[DATA FOR THIS TASK]:
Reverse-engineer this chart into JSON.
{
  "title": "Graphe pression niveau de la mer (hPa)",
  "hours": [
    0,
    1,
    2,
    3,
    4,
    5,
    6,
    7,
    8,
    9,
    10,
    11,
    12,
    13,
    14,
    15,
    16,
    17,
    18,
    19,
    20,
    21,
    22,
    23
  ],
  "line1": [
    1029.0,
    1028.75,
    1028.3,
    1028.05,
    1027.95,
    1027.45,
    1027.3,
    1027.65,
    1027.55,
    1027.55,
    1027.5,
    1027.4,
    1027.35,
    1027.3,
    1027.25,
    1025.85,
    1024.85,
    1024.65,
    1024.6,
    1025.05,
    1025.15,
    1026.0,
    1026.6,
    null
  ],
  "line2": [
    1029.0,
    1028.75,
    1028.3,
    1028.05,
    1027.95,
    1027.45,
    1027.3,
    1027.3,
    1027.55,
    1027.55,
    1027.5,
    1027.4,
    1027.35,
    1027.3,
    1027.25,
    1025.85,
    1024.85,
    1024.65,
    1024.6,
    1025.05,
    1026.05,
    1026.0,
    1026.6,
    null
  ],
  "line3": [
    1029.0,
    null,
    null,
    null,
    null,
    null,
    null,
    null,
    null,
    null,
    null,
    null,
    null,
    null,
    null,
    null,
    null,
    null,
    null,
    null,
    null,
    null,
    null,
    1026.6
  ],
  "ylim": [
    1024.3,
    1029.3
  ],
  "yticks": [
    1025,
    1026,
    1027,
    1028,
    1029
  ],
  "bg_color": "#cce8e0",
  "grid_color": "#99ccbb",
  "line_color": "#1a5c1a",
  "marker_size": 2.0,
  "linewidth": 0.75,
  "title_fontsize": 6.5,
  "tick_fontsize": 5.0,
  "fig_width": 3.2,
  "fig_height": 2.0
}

[GIVEN INSTRUCTION]: From the data above, extract every line in its exact form.

[SOLUTION TO THE PROBLEM]:
Reverse-engineer this chart into JSON.
{
  "title": "Graphe pression niveau de la mer (hPa)",
  "hours": [
    0,
    1,
    2,
    3,
    4,
    5,
    6,
    7,
    8,
    9,
    10,
    11,
    12,
    13,
    14,
    15,
    16,
    17,
    18,
    19,
    20,
    21,
    22,
    23
  ],
  "line1": [
    1029.0,
    1028.75,
    1028.3,
    1028.05,
    1027.95,
    1027.45,
    1027.3,
    1027.65,
    1027.55,
    1027.55,
    1027.5,
    1027.4,
    1027.35,
    1027.3,
    1027.25,
    1025.85,
    1024.85,
    1024.65,
    1024.6,
    1025.05,
    1025.15,
    1026.0,
    1026.6,
    null
  ],
  "line2": [
    1029.0,
    1028.75,
    1028.3,
    1028.05,
    1027.95,
    1027.45,
    1027.3,
    1027.3,
    1027.55,
    1027.55,
    1027.5,
    1027.4,
    1027.35,
    1027.3,
    1027.25,
    1025.85,
    1024.85,
    1024.65,
    1024.6,
    1025.05,
    1026.05,
    1026.0,
    1026.6,
    null
  ],
  "line3": [
    1029.0,
    null,
    null,
    null,
    null,
    null,
    null,
    null,
    null,
    null,
    null,
    null,
    null,
    null,
    null,
    null,
    null,
    null,
    null,
    null,
    null,
    null,
    null,
    1026.6
  ],
  "ylim": [
    1024.3,
    1029.3
  ],
  "yticks": [
    1025,
    1026,
    1027,
    1028,
    1029
  ],
  "bg_color": "#cce8e0",
  "grid_color": "#99ccbb",
  "line_color": "#1a5c1a",
  "marker_size": 2.0,
  "linewidth": 0.75,
  "title_fontsize": 6.5,
  "tick_fontsize": 5.0,
  "fig_width": 3.2,
  "fig_height": 2.0
}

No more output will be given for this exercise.